## The exercise
Find the lines below that contain the string "Bonding". Copy each one.

━━━━━ Data for the task ━━━━━

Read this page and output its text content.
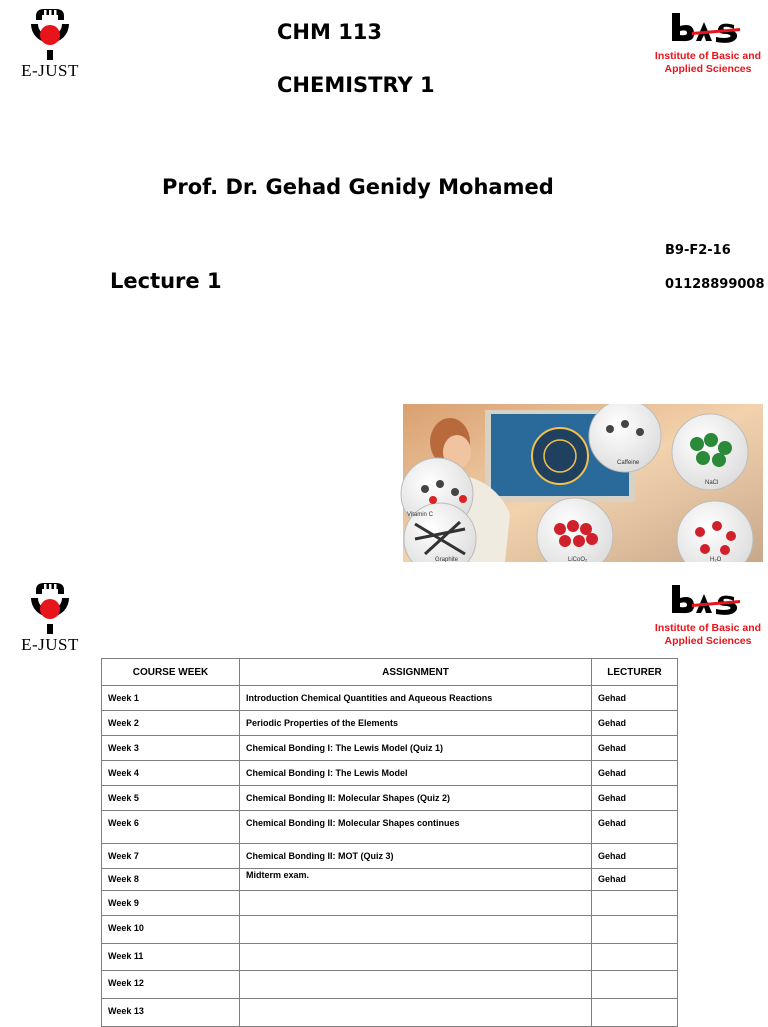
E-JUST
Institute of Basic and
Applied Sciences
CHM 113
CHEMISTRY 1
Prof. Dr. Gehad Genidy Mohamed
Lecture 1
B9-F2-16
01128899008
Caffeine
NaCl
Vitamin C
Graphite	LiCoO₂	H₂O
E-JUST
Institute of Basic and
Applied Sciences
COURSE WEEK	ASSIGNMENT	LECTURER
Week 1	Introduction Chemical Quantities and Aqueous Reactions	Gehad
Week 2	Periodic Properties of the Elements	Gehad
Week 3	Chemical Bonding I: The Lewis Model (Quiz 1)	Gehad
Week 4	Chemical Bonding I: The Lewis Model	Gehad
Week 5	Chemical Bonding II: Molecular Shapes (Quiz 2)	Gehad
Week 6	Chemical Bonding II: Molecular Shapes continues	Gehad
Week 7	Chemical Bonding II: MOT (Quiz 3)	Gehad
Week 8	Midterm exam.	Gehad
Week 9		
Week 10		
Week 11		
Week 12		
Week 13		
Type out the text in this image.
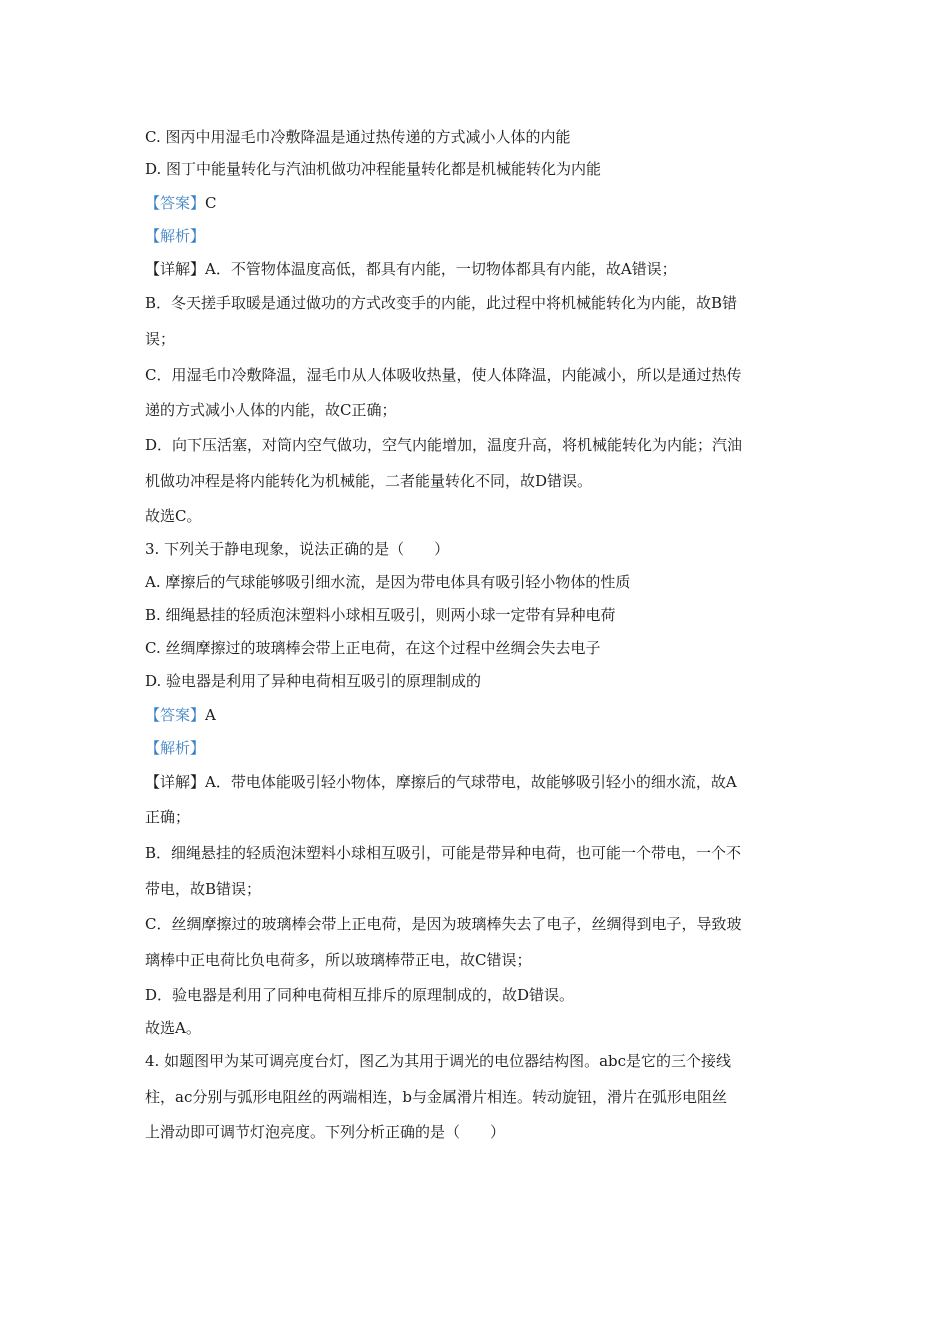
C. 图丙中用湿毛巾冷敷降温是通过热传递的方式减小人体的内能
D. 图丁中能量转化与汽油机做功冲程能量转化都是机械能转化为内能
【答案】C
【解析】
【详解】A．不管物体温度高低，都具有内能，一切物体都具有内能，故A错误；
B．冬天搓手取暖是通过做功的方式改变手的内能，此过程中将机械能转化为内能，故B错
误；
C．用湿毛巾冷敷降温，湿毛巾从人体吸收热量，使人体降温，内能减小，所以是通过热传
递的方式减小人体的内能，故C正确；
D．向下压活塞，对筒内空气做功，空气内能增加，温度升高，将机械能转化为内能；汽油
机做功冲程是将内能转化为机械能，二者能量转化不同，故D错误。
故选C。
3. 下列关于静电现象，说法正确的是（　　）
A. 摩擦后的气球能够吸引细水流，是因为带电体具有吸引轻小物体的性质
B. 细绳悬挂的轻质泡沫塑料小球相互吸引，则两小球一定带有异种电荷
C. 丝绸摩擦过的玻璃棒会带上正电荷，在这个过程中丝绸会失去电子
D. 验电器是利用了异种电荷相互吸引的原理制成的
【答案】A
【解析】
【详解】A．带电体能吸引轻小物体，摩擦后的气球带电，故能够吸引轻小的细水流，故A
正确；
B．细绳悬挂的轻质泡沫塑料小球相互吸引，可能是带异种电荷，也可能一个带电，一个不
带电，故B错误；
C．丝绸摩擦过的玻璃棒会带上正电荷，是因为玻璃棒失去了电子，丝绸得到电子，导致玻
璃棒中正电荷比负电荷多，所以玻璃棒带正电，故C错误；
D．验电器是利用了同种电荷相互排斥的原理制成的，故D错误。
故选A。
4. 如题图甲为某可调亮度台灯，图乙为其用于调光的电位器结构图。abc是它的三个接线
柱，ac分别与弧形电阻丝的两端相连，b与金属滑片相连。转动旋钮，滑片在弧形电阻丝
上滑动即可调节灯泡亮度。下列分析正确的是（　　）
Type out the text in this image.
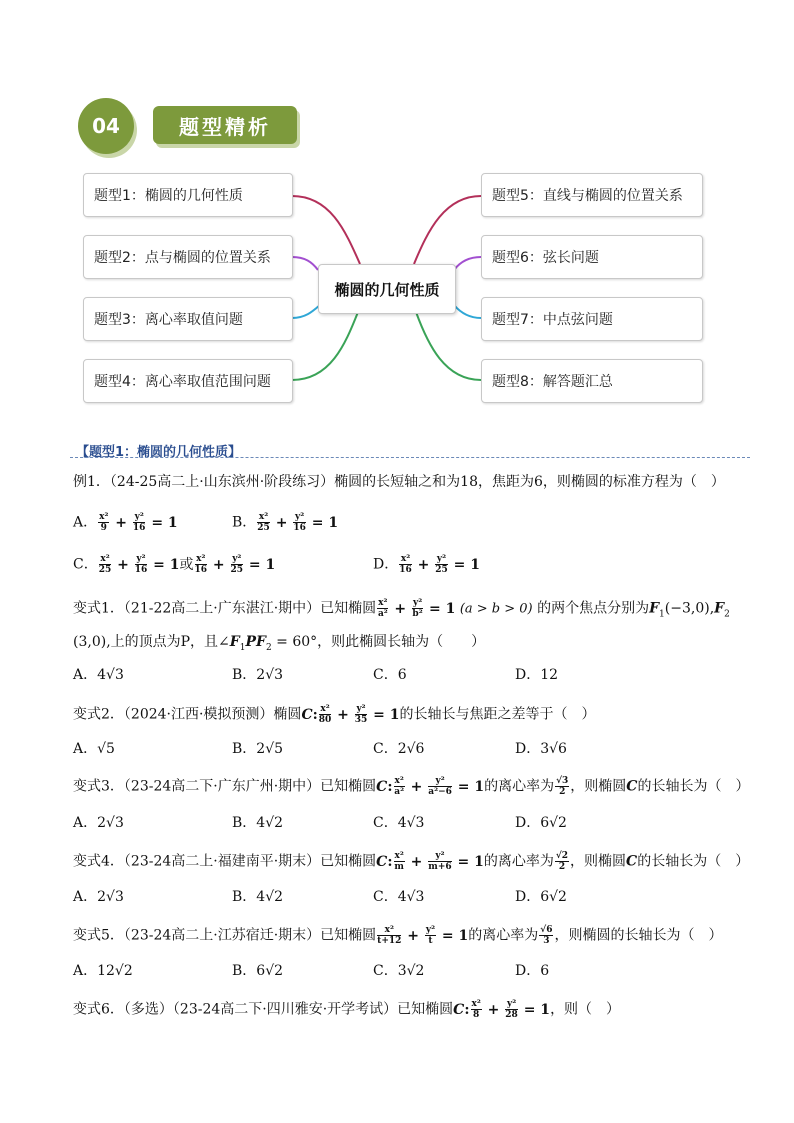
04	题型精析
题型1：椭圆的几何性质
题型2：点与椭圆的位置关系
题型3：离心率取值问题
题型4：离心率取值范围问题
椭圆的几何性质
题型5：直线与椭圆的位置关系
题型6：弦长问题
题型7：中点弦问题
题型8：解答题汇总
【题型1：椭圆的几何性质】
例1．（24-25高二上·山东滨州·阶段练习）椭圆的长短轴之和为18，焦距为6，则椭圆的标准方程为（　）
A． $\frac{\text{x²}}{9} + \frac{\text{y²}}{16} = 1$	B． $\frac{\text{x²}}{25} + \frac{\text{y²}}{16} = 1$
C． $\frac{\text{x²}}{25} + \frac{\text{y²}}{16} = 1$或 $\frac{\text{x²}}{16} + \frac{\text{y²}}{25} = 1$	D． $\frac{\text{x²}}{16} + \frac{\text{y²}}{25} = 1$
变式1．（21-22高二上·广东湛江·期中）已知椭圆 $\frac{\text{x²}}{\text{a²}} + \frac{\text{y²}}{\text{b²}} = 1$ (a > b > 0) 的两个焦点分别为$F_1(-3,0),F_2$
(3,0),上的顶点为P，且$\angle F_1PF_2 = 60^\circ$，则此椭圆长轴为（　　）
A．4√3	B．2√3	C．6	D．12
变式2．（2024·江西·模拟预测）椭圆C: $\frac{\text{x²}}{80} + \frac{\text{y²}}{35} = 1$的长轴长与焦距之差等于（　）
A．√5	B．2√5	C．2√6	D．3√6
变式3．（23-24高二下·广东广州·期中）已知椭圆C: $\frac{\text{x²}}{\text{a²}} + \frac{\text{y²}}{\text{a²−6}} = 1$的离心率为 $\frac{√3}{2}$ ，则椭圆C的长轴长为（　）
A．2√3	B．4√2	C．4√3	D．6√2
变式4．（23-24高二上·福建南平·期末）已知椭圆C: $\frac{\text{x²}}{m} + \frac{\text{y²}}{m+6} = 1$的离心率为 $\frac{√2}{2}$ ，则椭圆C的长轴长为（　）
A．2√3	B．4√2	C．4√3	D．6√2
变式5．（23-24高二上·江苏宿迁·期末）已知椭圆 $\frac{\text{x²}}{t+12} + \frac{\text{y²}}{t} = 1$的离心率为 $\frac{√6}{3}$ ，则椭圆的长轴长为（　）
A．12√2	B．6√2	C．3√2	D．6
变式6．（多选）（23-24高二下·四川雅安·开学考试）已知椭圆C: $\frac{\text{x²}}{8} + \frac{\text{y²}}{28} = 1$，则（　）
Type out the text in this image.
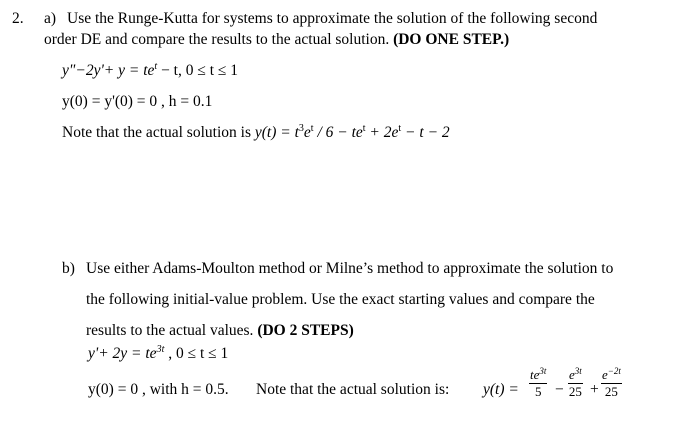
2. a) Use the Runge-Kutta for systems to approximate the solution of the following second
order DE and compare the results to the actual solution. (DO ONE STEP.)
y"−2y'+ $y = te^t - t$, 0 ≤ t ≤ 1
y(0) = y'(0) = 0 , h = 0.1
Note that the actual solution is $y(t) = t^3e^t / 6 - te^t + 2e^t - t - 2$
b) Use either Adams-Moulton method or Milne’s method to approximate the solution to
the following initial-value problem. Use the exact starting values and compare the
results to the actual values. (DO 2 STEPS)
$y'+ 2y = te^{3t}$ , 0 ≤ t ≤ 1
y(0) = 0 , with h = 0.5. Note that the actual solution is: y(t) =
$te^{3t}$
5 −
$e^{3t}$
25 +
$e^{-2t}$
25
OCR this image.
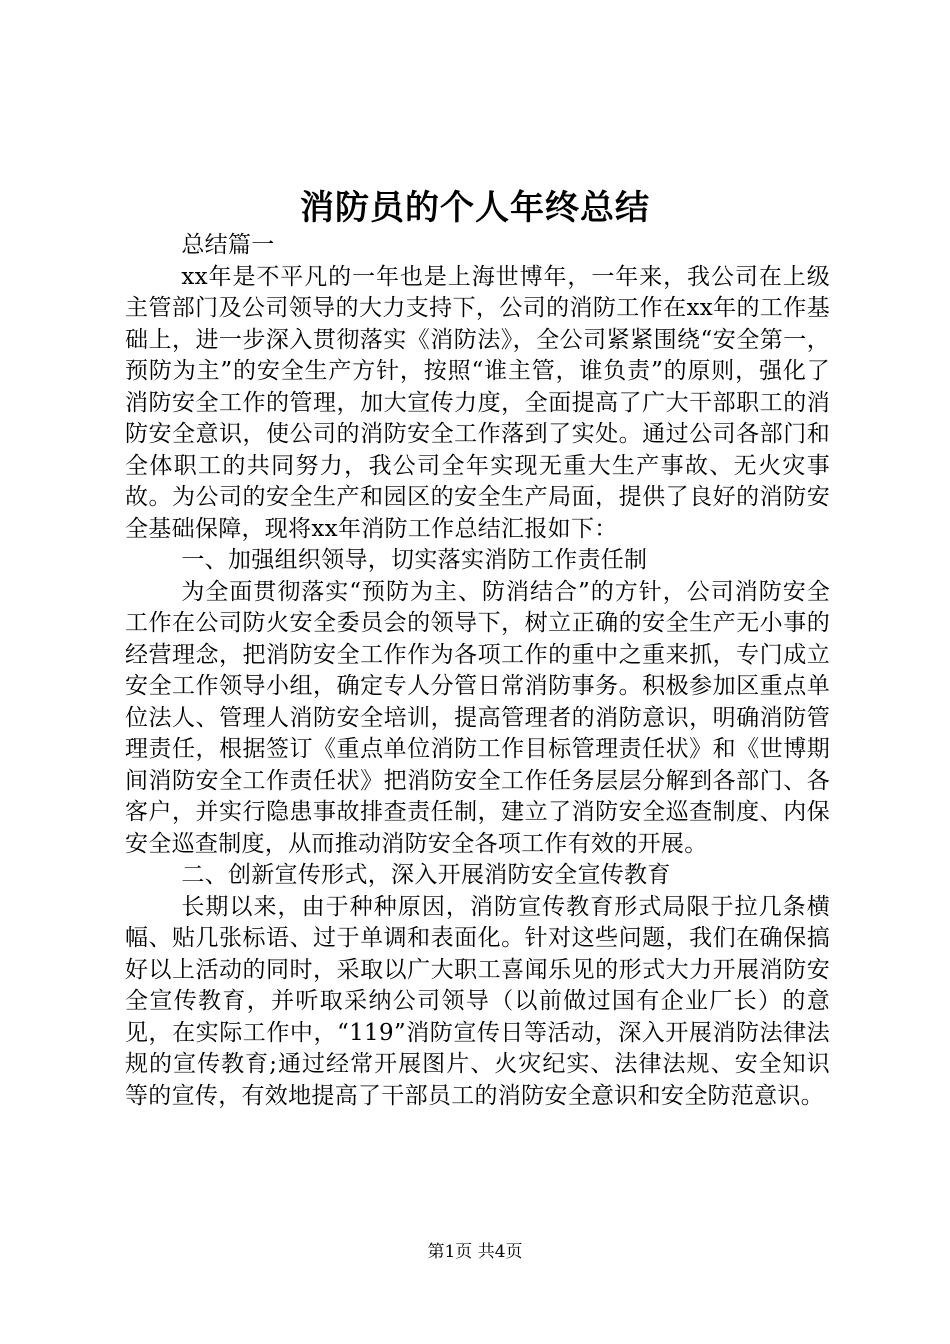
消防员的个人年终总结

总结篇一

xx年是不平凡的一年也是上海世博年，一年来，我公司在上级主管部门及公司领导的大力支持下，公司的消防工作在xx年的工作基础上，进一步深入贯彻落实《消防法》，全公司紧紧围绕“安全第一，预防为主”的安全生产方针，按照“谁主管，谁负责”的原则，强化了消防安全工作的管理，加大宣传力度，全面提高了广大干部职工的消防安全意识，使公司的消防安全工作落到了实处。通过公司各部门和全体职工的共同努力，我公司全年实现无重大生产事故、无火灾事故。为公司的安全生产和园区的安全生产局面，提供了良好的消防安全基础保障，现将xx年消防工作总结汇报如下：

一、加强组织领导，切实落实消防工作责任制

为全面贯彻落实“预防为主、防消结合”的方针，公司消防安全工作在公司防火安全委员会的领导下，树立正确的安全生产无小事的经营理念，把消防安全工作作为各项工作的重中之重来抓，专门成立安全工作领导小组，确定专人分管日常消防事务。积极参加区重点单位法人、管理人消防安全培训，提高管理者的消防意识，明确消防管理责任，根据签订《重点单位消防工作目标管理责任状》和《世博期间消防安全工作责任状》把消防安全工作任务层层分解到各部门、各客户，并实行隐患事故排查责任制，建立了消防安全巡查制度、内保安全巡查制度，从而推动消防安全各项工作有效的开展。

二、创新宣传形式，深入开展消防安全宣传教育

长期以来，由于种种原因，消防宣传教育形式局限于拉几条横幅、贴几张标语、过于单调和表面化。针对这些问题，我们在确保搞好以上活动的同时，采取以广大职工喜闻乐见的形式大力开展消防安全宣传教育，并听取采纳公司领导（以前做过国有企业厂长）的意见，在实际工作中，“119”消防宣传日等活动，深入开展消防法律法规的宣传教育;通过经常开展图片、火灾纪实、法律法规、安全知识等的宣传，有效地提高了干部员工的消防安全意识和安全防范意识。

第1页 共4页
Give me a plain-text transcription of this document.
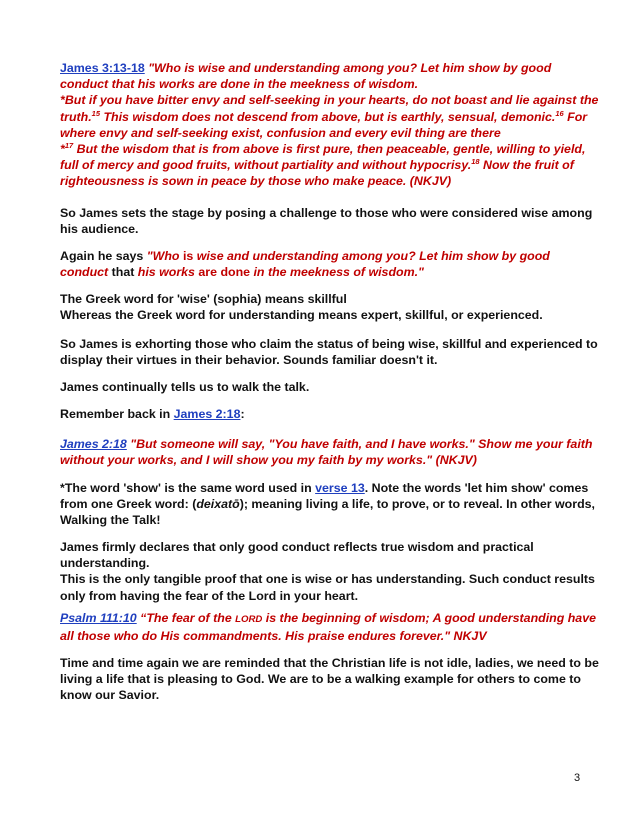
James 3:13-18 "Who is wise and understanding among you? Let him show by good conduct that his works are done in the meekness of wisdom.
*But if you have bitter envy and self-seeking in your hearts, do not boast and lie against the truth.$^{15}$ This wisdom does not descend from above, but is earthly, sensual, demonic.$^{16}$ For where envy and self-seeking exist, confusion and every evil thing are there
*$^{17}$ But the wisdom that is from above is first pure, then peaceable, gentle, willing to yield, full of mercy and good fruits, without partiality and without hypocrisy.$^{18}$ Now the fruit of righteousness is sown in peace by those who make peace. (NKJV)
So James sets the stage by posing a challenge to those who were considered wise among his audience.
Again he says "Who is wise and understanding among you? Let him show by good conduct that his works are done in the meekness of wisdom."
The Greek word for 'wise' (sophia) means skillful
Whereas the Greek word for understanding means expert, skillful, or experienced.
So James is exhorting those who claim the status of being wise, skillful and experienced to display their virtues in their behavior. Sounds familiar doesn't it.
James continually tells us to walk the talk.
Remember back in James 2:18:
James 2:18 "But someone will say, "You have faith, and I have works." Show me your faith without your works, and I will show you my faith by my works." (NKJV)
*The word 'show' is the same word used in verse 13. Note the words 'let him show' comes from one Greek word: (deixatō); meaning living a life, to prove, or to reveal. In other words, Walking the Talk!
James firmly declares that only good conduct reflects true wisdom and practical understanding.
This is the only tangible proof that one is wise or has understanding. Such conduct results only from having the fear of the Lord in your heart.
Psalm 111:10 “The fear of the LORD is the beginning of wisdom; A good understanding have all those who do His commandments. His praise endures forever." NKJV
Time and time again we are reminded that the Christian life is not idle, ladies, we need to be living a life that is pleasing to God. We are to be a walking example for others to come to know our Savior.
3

━━━━━

## Written answer
Week 3	Chemical Bonding I: The Lewis Model (Quiz 1)	Gehad
Week 4	Chemical Bonding I: The Lewis Model	Gehad
Week 5	Chemical Bonding II: Molecular Shapes (Quiz 2)	Gehad
Week 6	Chemical Bonding II: Molecular Shapes continues	Gehad
Week 7	Chemical Bonding II: MOT (Quiz 3)	Gehad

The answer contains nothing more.